▶ [Collection entries]
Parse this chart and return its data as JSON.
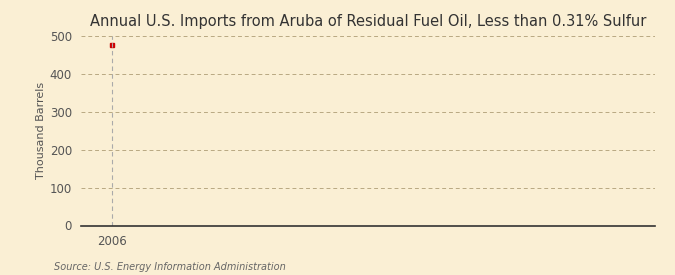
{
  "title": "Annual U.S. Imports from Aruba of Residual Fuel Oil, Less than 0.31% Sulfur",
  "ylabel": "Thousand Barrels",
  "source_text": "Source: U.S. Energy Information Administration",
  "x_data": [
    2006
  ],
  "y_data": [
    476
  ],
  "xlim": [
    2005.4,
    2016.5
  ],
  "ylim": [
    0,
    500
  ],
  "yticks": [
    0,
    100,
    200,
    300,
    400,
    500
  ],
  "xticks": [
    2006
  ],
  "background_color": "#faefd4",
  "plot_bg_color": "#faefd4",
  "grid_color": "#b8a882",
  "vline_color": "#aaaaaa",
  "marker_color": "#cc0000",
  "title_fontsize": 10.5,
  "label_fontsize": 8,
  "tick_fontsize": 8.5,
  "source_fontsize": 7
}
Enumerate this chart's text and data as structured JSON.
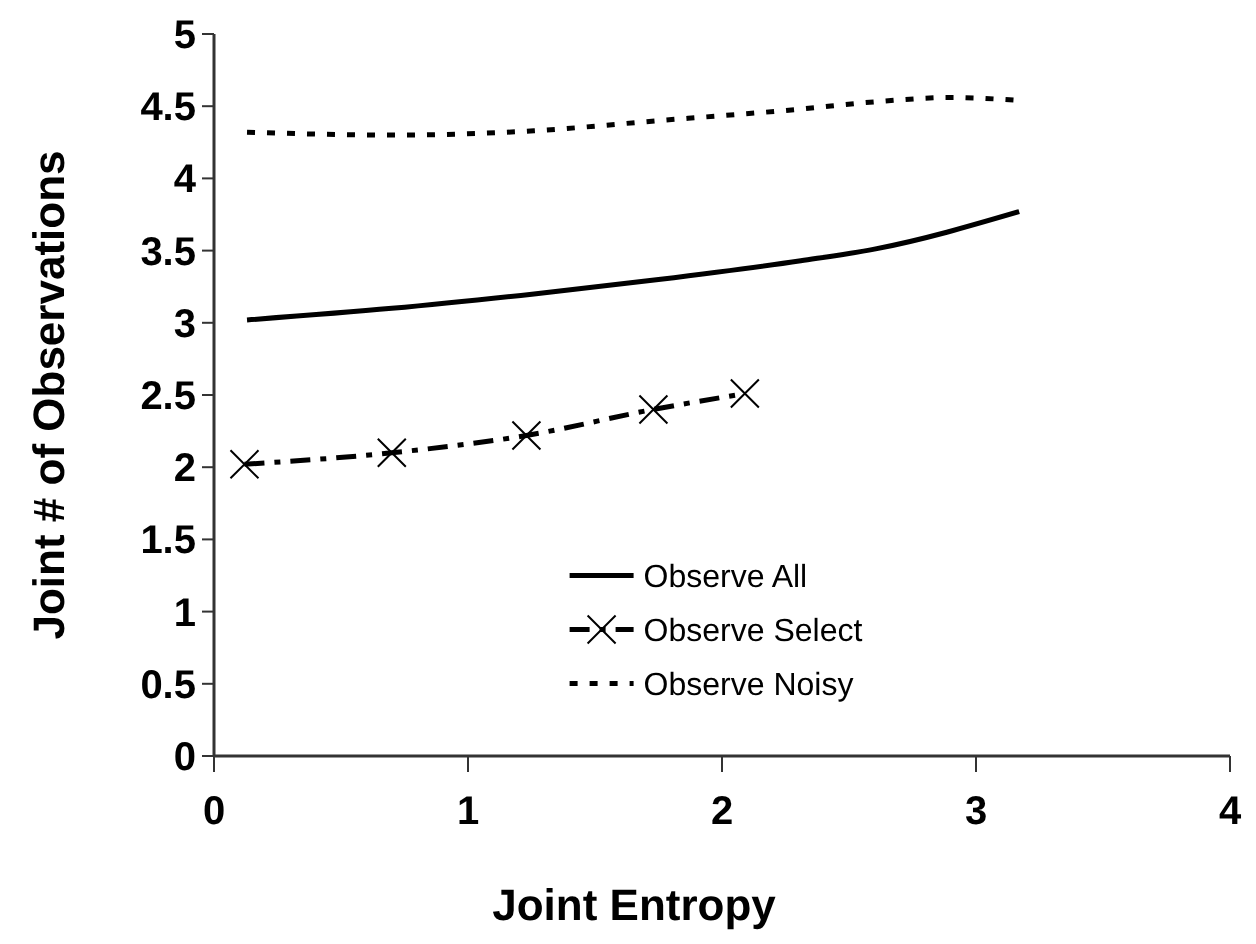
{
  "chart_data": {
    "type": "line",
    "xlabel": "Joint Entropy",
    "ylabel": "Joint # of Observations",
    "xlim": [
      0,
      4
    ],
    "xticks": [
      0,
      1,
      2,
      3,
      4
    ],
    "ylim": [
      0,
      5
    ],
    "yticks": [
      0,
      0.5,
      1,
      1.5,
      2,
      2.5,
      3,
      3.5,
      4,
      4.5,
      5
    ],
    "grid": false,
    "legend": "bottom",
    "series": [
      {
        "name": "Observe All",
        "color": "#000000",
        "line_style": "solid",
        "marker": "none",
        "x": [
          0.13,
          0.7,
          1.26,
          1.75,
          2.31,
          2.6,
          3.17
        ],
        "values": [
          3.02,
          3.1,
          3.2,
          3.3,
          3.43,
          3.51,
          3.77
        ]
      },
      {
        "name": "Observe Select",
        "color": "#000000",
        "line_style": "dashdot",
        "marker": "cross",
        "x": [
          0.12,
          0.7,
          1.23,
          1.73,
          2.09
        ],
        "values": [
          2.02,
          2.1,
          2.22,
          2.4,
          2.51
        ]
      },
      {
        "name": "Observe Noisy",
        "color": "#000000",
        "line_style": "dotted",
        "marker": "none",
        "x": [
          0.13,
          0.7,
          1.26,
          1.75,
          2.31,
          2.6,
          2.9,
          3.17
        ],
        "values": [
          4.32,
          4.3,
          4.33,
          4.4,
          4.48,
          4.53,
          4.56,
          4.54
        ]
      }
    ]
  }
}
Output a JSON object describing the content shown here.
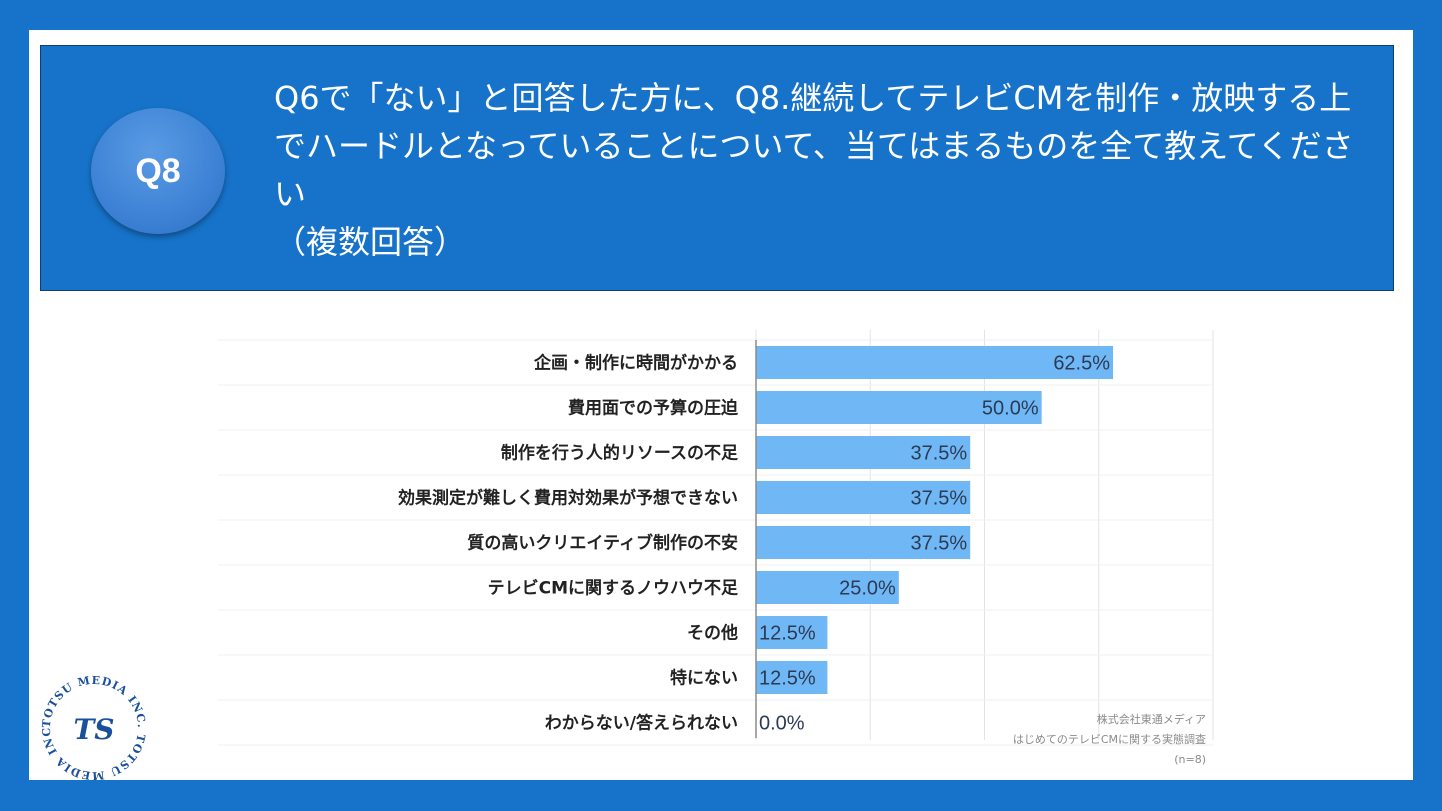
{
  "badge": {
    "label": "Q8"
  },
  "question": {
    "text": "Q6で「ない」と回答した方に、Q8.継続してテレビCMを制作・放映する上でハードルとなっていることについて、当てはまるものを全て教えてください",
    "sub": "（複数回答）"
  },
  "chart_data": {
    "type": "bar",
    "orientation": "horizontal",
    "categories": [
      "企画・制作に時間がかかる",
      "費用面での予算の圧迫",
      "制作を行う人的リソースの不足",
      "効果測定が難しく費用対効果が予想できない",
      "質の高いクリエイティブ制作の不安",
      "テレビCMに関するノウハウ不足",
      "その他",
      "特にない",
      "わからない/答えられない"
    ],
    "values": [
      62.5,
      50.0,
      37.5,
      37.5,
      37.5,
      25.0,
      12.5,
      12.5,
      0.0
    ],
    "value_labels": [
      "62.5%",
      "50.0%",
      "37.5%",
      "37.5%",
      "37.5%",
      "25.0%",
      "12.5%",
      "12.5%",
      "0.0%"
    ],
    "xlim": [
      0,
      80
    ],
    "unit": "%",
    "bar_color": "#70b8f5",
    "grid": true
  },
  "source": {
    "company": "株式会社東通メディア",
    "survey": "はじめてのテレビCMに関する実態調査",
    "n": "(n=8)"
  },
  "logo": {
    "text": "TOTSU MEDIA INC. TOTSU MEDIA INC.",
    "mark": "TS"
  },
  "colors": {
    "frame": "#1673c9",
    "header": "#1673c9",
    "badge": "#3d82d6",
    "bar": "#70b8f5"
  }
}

▶ [WHAT IS BEING ASKED] Go through the data and gather every line that holds "ylabel".

▶ [ANSWER IN FULL]
  "ylabel": "Thousand Barrels",
    "ylabel": "Joint # of Observations",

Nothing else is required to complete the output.